[What is asked] Return all lines where the word "JSON" can be found.

[Dataset entries]

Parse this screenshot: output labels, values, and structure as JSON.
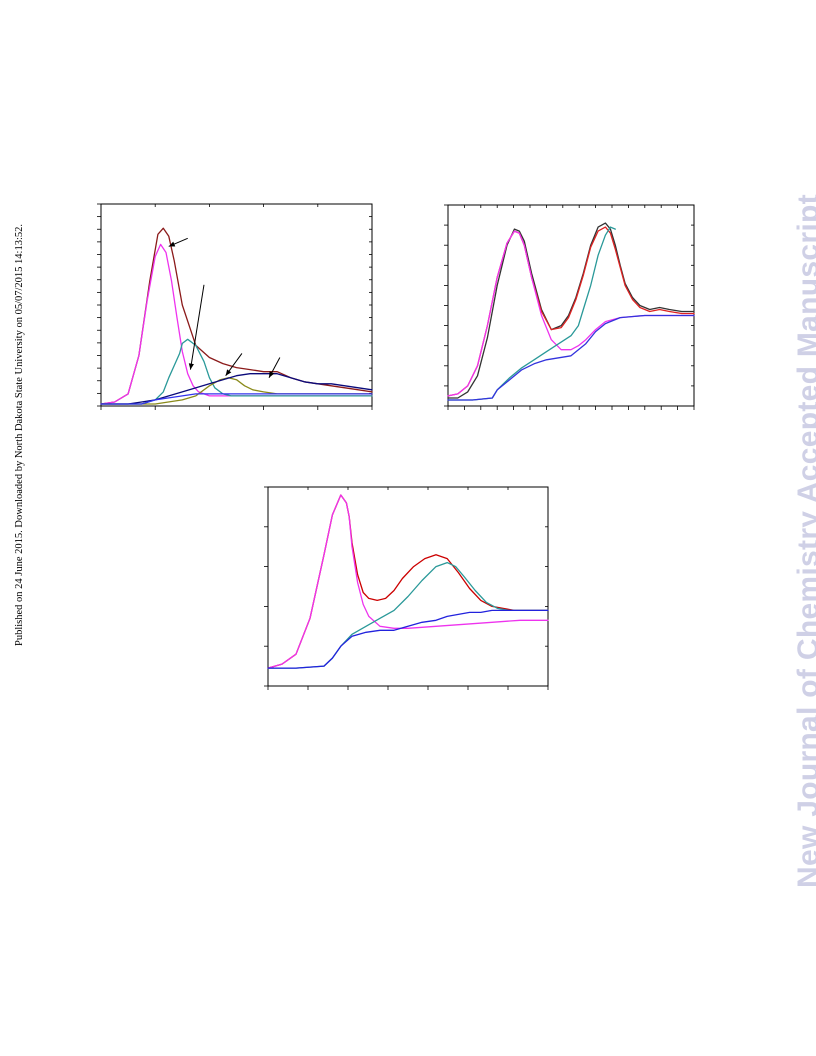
{
  "page": {
    "side_note": "Published on 24 June 2015. Downloaded by North Dakota State University on 05/07/2015 14:13:52.",
    "watermark": "New Journal of Chemistry Accepted Manuscript"
  },
  "chart_data": [
    {
      "type": "line",
      "panel": "top-left",
      "xlim": [
        0,
        100
      ],
      "ylim": [
        0,
        100
      ],
      "grid": false,
      "legend": "none",
      "xticks": [
        0,
        20,
        40,
        60,
        80,
        100
      ],
      "yticks_count": 17,
      "annotations": [
        {
          "label": "arrow",
          "from": [
            32,
            83
          ],
          "to": [
            25,
            79
          ]
        },
        {
          "label": "arrow",
          "from": [
            38,
            60
          ],
          "to": [
            33,
            18
          ]
        },
        {
          "label": "arrow",
          "from": [
            52,
            26
          ],
          "to": [
            46,
            15
          ]
        },
        {
          "label": "arrow",
          "from": [
            66,
            24
          ],
          "to": [
            62,
            14
          ]
        }
      ],
      "series": [
        {
          "color": "#8b1a1a",
          "x": [
            0,
            5,
            10,
            14,
            18,
            21,
            23,
            25,
            27,
            30,
            35,
            40,
            45,
            50,
            55,
            60,
            65,
            70,
            75,
            80,
            85,
            90,
            95,
            100
          ],
          "y": [
            1,
            2,
            6,
            25,
            62,
            85,
            88,
            84,
            72,
            50,
            30,
            24,
            21,
            19,
            18,
            17,
            17,
            14,
            12,
            11,
            10,
            9,
            8,
            7
          ]
        },
        {
          "color": "#ee33ee",
          "x": [
            0,
            5,
            10,
            14,
            17,
            20,
            22,
            24,
            26,
            28,
            30,
            32,
            34,
            36,
            38,
            40,
            45,
            50,
            60,
            80,
            100
          ],
          "y": [
            1,
            2,
            6,
            25,
            52,
            74,
            80,
            76,
            62,
            44,
            27,
            16,
            10,
            7,
            6,
            5,
            5,
            5,
            5,
            5,
            5
          ]
        },
        {
          "color": "#2a9999",
          "x": [
            0,
            15,
            20,
            23,
            25,
            27,
            29,
            30,
            32,
            35,
            38,
            40,
            42,
            45,
            48,
            52,
            60,
            80,
            100
          ],
          "y": [
            1,
            1,
            3,
            7,
            14,
            20,
            26,
            31,
            33,
            30,
            22,
            14,
            9,
            6,
            5,
            5,
            5,
            5,
            5
          ]
        },
        {
          "color": "#8a8a1a",
          "x": [
            0,
            20,
            30,
            35,
            40,
            44,
            47,
            50,
            53,
            56,
            60,
            65,
            70,
            80,
            100
          ],
          "y": [
            1,
            1,
            3,
            5,
            10,
            13,
            14,
            13,
            10,
            8,
            7,
            6,
            6,
            6,
            6
          ]
        },
        {
          "color": "#0a0a7a",
          "x": [
            0,
            10,
            15,
            20,
            30,
            40,
            45,
            50,
            55,
            60,
            65,
            70,
            75,
            80,
            85,
            90,
            95,
            100
          ],
          "y": [
            1,
            1,
            2,
            3,
            7,
            11,
            13,
            15,
            16,
            16,
            16,
            14,
            12,
            11,
            11,
            10,
            9,
            8
          ]
        },
        {
          "color": "#3333ee",
          "x": [
            0,
            15,
            20,
            25,
            30,
            35,
            40,
            60,
            80,
            100
          ],
          "y": [
            1,
            1,
            3,
            4,
            5,
            6,
            6,
            6,
            6,
            6
          ]
        }
      ]
    },
    {
      "type": "line",
      "panel": "top-right",
      "xlim": [
        0,
        100
      ],
      "ylim": [
        0,
        100
      ],
      "grid": false,
      "legend": "none",
      "xticks_count": 16,
      "yticks_count": 11,
      "series": [
        {
          "color": "#333333",
          "x": [
            0,
            4,
            8,
            12,
            16,
            20,
            24,
            27,
            29,
            31,
            34,
            38,
            42,
            46,
            49,
            52,
            55,
            58,
            61,
            64,
            66,
            68,
            70,
            72,
            75,
            78,
            82,
            86,
            90,
            95,
            100
          ],
          "y": [
            4,
            4,
            7,
            15,
            34,
            60,
            80,
            88,
            87,
            82,
            66,
            48,
            38,
            40,
            45,
            54,
            66,
            80,
            89,
            91,
            88,
            80,
            70,
            61,
            54,
            50,
            48,
            49,
            48,
            47,
            47
          ]
        },
        {
          "color": "#dd2222",
          "x": [
            0,
            4,
            8,
            12,
            16,
            20,
            24,
            27,
            29,
            31,
            34,
            38,
            42,
            46,
            49,
            52,
            55,
            58,
            61,
            64,
            66,
            68,
            70,
            72,
            75,
            78,
            82,
            86,
            90,
            95,
            100
          ],
          "y": [
            5,
            6,
            10,
            20,
            40,
            64,
            81,
            87,
            86,
            80,
            64,
            47,
            38,
            39,
            44,
            53,
            65,
            79,
            87,
            89,
            86,
            78,
            69,
            60,
            53,
            49,
            47,
            48,
            47,
            46,
            46
          ]
        },
        {
          "color": "#ee33ee",
          "x": [
            0,
            4,
            8,
            12,
            16,
            20,
            24,
            27,
            29,
            31,
            34,
            38,
            42,
            46,
            50,
            53,
            56,
            60,
            64,
            70,
            80,
            90,
            100
          ],
          "y": [
            5,
            6,
            10,
            20,
            40,
            64,
            81,
            87,
            86,
            80,
            64,
            45,
            33,
            28,
            28,
            30,
            33,
            38,
            42,
            44,
            45,
            45,
            45
          ]
        },
        {
          "color": "#2a9999",
          "x": [
            0,
            10,
            18,
            20,
            25,
            30,
            35,
            40,
            45,
            50,
            53,
            55,
            58,
            61,
            64,
            66,
            68
          ],
          "y": [
            3,
            3,
            4,
            8,
            14,
            19,
            23,
            27,
            31,
            35,
            40,
            48,
            60,
            75,
            85,
            89,
            88
          ]
        },
        {
          "color": "#3333dd",
          "x": [
            0,
            10,
            18,
            20,
            25,
            30,
            35,
            40,
            45,
            50,
            53,
            56,
            60,
            64,
            70,
            80,
            90,
            100
          ],
          "y": [
            3,
            3,
            4,
            8,
            13,
            18,
            21,
            23,
            24,
            25,
            28,
            31,
            37,
            41,
            44,
            45,
            45,
            45
          ]
        }
      ]
    },
    {
      "type": "line",
      "panel": "bottom",
      "xlim": [
        0,
        100
      ],
      "ylim": [
        0,
        100
      ],
      "grid": false,
      "legend": "none",
      "xticks_count": 8,
      "yticks_count": 6,
      "series": [
        {
          "color": "#cc0000",
          "x": [
            0,
            5,
            10,
            15,
            20,
            23,
            26,
            28,
            29,
            30,
            32,
            34,
            36,
            39,
            42,
            45,
            48,
            52,
            56,
            60,
            64,
            68,
            72,
            76,
            80,
            84,
            88,
            92,
            96,
            100
          ],
          "y": [
            9,
            11,
            16,
            34,
            66,
            86,
            96,
            92,
            85,
            72,
            56,
            47,
            44,
            43,
            44,
            48,
            54,
            60,
            64,
            66,
            64,
            57,
            49,
            43,
            40,
            39,
            38,
            38,
            38,
            38
          ]
        },
        {
          "color": "#ee33ee",
          "x": [
            0,
            5,
            10,
            15,
            20,
            23,
            26,
            28,
            29,
            30,
            32,
            34,
            36,
            40,
            45,
            50,
            60,
            70,
            80,
            90,
            100
          ],
          "y": [
            9,
            11,
            16,
            34,
            66,
            86,
            96,
            92,
            85,
            70,
            52,
            41,
            35,
            30,
            29,
            29,
            30,
            31,
            32,
            33,
            33
          ]
        },
        {
          "color": "#2a9999",
          "x": [
            0,
            10,
            20,
            23,
            26,
            30,
            35,
            40,
            45,
            50,
            55,
            60,
            64,
            67,
            70,
            74,
            78,
            82,
            86,
            90,
            95,
            100
          ],
          "y": [
            9,
            9,
            10,
            14,
            20,
            26,
            30,
            34,
            38,
            45,
            53,
            60,
            62,
            60,
            55,
            48,
            42,
            39,
            38,
            38,
            38,
            38
          ]
        },
        {
          "color": "#2222dd",
          "x": [
            0,
            10,
            20,
            23,
            26,
            30,
            35,
            40,
            45,
            50,
            55,
            60,
            64,
            68,
            72,
            76,
            80,
            84,
            88,
            92,
            96,
            100
          ],
          "y": [
            9,
            9,
            10,
            14,
            20,
            25,
            27,
            28,
            28,
            30,
            32,
            33,
            35,
            36,
            37,
            37,
            38,
            38,
            38,
            38,
            38,
            38
          ]
        }
      ]
    }
  ]
}
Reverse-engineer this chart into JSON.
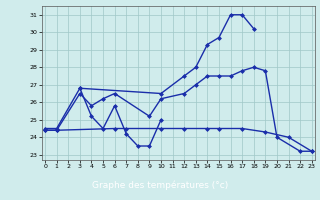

[Written solution]
Parse this screenshot: output labels, values, and structure as JSON.
Reverse-engineer this chart into JSON.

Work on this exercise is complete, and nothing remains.